* AIM OF THE TASK
Would you retype all of these records exactly?

* DATA TO PROCESS
*****

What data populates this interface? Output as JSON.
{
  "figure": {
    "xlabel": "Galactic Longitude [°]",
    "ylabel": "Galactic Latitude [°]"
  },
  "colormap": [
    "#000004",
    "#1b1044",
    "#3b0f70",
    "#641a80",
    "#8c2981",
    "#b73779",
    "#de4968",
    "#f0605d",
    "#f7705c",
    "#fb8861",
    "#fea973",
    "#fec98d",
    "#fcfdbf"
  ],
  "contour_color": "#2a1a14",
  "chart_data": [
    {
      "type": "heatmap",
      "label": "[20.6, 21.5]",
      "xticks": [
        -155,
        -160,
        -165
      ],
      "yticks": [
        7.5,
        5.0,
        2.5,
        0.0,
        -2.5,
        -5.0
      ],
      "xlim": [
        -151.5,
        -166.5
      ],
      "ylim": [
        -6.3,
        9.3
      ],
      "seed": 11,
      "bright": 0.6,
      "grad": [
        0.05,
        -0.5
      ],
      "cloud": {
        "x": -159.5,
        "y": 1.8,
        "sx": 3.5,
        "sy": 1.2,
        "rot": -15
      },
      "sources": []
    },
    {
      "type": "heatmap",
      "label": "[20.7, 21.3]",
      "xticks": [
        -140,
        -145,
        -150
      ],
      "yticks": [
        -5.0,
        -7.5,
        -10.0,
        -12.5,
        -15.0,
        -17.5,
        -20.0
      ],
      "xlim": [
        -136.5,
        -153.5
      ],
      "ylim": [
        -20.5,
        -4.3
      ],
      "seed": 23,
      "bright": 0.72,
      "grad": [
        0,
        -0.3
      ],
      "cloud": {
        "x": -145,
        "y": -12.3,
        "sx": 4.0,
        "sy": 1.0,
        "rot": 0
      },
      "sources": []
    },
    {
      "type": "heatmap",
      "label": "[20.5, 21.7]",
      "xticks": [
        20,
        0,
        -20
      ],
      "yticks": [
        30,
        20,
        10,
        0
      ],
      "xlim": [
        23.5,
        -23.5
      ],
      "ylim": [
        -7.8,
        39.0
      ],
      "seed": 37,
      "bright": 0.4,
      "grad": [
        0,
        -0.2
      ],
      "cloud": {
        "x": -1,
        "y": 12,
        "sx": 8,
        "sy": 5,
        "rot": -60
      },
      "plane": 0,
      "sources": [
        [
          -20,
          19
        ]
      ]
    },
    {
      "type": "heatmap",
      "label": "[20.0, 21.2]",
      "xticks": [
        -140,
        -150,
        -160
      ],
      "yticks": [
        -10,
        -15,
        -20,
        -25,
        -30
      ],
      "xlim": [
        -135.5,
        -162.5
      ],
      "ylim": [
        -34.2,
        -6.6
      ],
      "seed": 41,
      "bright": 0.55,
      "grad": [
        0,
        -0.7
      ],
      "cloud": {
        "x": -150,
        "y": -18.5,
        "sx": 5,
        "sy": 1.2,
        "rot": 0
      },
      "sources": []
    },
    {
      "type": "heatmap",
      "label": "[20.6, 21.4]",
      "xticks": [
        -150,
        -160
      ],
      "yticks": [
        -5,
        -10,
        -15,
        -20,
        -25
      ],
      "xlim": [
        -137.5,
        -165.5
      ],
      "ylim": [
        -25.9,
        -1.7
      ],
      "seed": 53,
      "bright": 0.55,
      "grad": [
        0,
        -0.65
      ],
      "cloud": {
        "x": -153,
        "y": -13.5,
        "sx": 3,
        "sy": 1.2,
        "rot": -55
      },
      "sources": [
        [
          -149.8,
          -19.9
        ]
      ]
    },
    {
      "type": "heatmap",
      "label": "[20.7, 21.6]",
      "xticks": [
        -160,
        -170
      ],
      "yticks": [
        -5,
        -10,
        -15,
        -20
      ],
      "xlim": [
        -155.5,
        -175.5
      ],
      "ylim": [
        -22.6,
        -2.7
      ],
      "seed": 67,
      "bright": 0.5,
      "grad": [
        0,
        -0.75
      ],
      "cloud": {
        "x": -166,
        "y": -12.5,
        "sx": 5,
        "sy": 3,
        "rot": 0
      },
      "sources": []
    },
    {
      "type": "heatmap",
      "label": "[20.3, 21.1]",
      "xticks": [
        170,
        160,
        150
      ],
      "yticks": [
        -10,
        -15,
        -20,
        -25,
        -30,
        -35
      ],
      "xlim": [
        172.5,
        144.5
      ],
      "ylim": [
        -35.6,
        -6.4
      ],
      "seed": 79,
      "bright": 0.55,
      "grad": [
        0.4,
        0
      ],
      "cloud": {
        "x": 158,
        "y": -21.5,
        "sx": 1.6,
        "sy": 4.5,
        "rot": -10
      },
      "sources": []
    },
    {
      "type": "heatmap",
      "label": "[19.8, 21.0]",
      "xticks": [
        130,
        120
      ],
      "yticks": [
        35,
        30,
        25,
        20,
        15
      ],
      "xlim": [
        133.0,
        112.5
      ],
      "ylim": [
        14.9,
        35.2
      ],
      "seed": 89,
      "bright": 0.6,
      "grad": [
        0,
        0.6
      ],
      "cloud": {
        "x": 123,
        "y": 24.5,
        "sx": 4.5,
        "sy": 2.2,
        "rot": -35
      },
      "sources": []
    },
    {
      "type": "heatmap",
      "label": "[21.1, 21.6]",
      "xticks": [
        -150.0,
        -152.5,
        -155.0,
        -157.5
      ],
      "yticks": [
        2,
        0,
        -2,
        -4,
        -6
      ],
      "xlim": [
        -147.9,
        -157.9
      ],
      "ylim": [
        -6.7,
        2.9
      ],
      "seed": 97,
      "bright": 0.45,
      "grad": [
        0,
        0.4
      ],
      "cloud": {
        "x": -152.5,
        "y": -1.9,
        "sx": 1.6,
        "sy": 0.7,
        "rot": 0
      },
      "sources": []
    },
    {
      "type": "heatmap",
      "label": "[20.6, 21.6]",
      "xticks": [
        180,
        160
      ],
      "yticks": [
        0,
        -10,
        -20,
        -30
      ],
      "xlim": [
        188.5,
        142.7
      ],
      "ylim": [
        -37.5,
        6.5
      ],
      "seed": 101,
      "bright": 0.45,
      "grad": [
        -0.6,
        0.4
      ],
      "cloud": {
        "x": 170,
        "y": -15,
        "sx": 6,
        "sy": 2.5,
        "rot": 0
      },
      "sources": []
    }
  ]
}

*****

* THE ANSWER
What data populates this interface? Output as JSON.
{
  "figure": {
    "xlabel": "Galactic Longitude [°]",
    "ylabel": "Galactic Latitude [°]"
  },
  "colormap": [
    "#000004",
    "#1b1044",
    "#3b0f70",
    "#641a80",
    "#8c2981",
    "#b73779",
    "#de4968",
    "#f0605d",
    "#f7705c",
    "#fb8861",
    "#fea973",
    "#fec98d",
    "#fcfdbf"
  ],
  "contour_color": "#2a1a14",
  "chart_data": [
    {
      "type": "heatmap",
      "label": "[20.6, 21.5]",
      "xticks": [
        -155,
        -160,
        -165
      ],
      "yticks": [
        7.5,
        5.0,
        2.5,
        0.0,
        -2.5,
        -5.0
      ],
      "xlim": [
        -151.5,
        -166.5
      ],
      "ylim": [
        -6.3,
        9.3
      ],
      "seed": 11,
      "bright": 0.6,
      "grad": [
        0.05,
        -0.5
      ],
      "cloud": {
        "x": -159.5,
        "y": 1.8,
        "sx": 3.5,
        "sy": 1.2,
        "rot": -15
      },
      "sources": []
    },
    {
      "type": "heatmap",
      "label": "[20.7, 21.3]",
      "xticks": [
        -140,
        -145,
        -150
      ],
      "yticks": [
        -5.0,
        -7.5,
        -10.0,
        -12.5,
        -15.0,
        -17.5,
        -20.0
      ],
      "xlim": [
        -136.5,
        -153.5
      ],
      "ylim": [
        -20.5,
        -4.3
      ],
      "seed": 23,
      "bright": 0.72,
      "grad": [
        0,
        -0.3
      ],
      "cloud": {
        "x": -145,
        "y": -12.3,
        "sx": 4.0,
        "sy": 1.0,
        "rot": 0
      },
      "sources": []
    },
    {
      "type": "heatmap",
      "label": "[20.5, 21.7]",
      "xticks": [
        20,
        0,
        -20
      ],
      "yticks": [
        30,
        20,
        10,
        0
      ],
      "xlim": [
        23.5,
        -23.5
      ],
      "ylim": [
        -7.8,
        39.0
      ],
      "seed": 37,
      "bright": 0.4,
      "grad": [
        0,
        -0.2
      ],
      "cloud": {
        "x": -1,
        "y": 12,
        "sx": 8,
        "sy": 5,
        "rot": -60
      },
      "plane": 0,
      "sources": [
        [
          -20,
          19
        ]
      ]
    },
    {
      "type": "heatmap",
      "label": "[20.0, 21.2]",
      "xticks": [
        -140,
        -150,
        -160
      ],
      "yticks": [
        -10,
        -15,
        -20,
        -25,
        -30
      ],
      "xlim": [
        -135.5,
        -162.5
      ],
      "ylim": [
        -34.2,
        -6.6
      ],
      "seed": 41,
      "bright": 0.55,
      "grad": [
        0,
        -0.7
      ],
      "cloud": {
        "x": -150,
        "y": -18.5,
        "sx": 5,
        "sy": 1.2,
        "rot": 0
      },
      "sources": []
    },
    {
      "type": "heatmap",
      "label": "[20.6, 21.4]",
      "xticks": [
        -150,
        -160
      ],
      "yticks": [
        -5,
        -10,
        -15,
        -20,
        -25
      ],
      "xlim": [
        -137.5,
        -165.5
      ],
      "ylim": [
        -25.9,
        -1.7
      ],
      "seed": 53,
      "bright": 0.55,
      "grad": [
        0,
        -0.65
      ],
      "cloud": {
        "x": -153,
        "y": -13.5,
        "sx": 3,
        "sy": 1.2,
        "rot": -55
      },
      "sources": [
        [
          -149.8,
          -19.9
        ]
      ]
    },
    {
      "type": "heatmap",
      "label": "[20.7, 21.6]",
      "xticks": [
        -160,
        -170
      ],
      "yticks": [
        -5,
        -10,
        -15,
        -20
      ],
      "xlim": [
        -155.5,
        -175.5
      ],
      "ylim": [
        -22.6,
        -2.7
      ],
      "seed": 67,
      "bright": 0.5,
      "grad": [
        0,
        -0.75
      ],
      "cloud": {
        "x": -166,
        "y": -12.5,
        "sx": 5,
        "sy": 3,
        "rot": 0
      },
      "sources": []
    },
    {
      "type": "heatmap",
      "label": "[20.3, 21.1]",
      "xticks": [
        170,
        160,
        150
      ],
      "yticks": [
        -10,
        -15,
        -20,
        -25,
        -30,
        -35
      ],
      "xlim": [
        172.5,
        144.5
      ],
      "ylim": [
        -35.6,
        -6.4
      ],
      "seed": 79,
      "bright": 0.55,
      "grad": [
        0.4,
        0
      ],
      "cloud": {
        "x": 158,
        "y": -21.5,
        "sx": 1.6,
        "sy": 4.5,
        "rot": -10
      },
      "sources": []
    },
    {
      "type": "heatmap",
      "label": "[19.8, 21.0]",
      "xticks": [
        130,
        120
      ],
      "yticks": [
        35,
        30,
        25,
        20,
        15
      ],
      "xlim": [
        133.0,
        112.5
      ],
      "ylim": [
        14.9,
        35.2
      ],
      "seed": 89,
      "bright": 0.6,
      "grad": [
        0,
        0.6
      ],
      "cloud": {
        "x": 123,
        "y": 24.5,
        "sx": 4.5,
        "sy": 2.2,
        "rot": -35
      },
      "sources": []
    },
    {
      "type": "heatmap",
      "label": "[21.1, 21.6]",
      "xticks": [
        -150.0,
        -152.5,
        -155.0,
        -157.5
      ],
      "yticks": [
        2,
        0,
        -2,
        -4,
        -6
      ],
      "xlim": [
        -147.9,
        -157.9
      ],
      "ylim": [
        -6.7,
        2.9
      ],
      "seed": 97,
      "bright": 0.45,
      "grad": [
        0,
        0.4
      ],
      "cloud": {
        "x": -152.5,
        "y": -1.9,
        "sx": 1.6,
        "sy": 0.7,
        "rot": 0
      },
      "sources": []
    },
    {
      "type": "heatmap",
      "label": "[20.6, 21.6]",
      "xticks": [
        180,
        160
      ],
      "yticks": [
        0,
        -10,
        -20,
        -30
      ],
      "xlim": [
        188.5,
        142.7
      ],
      "ylim": [
        -37.5,
        6.5
      ],
      "seed": 101,
      "bright": 0.45,
      "grad": [
        -0.6,
        0.4
      ],
      "cloud": {
        "x": 170,
        "y": -15,
        "sx": 6,
        "sy": 2.5,
        "rot": 0
      },
      "sources": []
    }
  ]
}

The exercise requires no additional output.